Examine the entries and show every line in which the word "color" is found.

--- BEGIN Material provided ---

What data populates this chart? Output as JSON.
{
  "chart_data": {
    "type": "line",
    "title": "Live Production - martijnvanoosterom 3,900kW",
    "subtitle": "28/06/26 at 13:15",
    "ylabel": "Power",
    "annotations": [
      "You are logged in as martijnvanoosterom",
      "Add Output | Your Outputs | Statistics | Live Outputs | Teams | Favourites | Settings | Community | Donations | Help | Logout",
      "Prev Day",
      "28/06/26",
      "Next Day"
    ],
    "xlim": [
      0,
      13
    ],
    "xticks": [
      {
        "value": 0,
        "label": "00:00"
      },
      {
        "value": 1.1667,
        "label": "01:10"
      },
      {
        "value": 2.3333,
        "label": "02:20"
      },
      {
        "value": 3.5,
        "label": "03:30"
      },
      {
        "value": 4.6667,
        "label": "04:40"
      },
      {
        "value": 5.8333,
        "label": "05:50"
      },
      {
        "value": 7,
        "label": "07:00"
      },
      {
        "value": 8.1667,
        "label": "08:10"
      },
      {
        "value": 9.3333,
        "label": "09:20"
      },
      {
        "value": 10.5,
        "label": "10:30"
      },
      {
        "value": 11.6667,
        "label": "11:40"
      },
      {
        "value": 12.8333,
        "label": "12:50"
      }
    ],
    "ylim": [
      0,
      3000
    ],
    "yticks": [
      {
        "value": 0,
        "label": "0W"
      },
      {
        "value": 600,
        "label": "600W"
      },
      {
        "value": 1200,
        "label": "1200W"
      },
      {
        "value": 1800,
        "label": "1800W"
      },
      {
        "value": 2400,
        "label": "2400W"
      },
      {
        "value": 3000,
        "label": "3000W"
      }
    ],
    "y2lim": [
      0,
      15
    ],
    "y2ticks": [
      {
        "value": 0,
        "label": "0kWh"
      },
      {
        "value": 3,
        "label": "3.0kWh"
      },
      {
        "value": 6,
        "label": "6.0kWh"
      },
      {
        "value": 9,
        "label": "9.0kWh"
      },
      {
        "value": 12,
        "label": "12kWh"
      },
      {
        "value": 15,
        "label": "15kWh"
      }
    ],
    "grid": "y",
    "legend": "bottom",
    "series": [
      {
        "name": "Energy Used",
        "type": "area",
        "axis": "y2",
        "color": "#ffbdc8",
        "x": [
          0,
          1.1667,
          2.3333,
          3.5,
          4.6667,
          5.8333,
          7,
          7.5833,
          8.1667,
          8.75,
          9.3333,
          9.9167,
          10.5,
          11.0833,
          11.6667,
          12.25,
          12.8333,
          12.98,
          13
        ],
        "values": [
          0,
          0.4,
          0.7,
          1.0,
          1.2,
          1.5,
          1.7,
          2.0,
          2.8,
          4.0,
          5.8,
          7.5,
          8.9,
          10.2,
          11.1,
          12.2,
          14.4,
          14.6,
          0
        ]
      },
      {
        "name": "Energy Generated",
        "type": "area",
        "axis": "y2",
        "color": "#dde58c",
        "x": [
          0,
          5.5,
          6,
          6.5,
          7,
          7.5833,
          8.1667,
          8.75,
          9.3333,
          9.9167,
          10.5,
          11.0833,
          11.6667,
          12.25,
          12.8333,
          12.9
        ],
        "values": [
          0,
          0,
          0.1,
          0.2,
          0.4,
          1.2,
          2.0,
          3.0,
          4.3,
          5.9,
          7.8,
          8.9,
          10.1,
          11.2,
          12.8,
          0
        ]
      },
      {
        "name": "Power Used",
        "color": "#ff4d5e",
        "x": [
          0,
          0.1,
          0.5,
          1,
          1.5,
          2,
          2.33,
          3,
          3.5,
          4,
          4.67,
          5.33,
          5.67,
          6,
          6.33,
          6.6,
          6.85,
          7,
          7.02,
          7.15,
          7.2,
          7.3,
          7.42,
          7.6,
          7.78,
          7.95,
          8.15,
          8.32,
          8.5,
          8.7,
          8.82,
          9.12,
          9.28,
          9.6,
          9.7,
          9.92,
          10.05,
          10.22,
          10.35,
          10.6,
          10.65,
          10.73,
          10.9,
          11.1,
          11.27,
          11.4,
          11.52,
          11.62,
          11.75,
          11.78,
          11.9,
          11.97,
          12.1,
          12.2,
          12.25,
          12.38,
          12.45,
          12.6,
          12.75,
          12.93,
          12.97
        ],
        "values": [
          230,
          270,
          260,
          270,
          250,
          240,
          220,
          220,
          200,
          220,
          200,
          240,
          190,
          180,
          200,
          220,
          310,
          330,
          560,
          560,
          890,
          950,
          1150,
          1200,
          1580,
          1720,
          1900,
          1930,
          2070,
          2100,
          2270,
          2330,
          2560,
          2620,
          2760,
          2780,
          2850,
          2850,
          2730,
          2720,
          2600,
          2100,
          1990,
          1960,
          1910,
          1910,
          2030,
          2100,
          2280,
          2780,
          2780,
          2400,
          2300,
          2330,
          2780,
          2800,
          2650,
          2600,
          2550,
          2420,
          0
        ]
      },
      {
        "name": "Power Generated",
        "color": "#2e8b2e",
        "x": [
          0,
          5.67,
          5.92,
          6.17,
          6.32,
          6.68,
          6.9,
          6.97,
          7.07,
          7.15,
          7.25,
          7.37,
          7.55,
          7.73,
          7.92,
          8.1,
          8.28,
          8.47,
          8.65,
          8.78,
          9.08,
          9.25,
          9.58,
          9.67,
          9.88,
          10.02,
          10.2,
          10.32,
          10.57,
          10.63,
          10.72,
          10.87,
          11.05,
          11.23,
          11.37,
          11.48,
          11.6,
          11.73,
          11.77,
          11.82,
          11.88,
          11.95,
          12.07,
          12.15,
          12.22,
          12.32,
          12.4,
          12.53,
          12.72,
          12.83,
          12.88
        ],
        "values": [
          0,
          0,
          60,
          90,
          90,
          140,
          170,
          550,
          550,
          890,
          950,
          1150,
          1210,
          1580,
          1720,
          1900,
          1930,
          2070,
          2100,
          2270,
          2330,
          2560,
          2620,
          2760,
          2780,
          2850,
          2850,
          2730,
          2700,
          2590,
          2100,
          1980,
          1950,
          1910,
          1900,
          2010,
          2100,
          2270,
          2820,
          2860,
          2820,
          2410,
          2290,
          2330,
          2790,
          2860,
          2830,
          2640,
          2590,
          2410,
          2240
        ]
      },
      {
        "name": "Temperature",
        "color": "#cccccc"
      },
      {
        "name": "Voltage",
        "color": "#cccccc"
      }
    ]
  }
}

--- END Material provided ---

Response below:
        "color": "#ffbdc8",
        "color": "#dde58c",
        "color": "#ff4d5e",
        "color": "#2e8b2e",
        "color": "#cccccc"
        "color": "#cccccc"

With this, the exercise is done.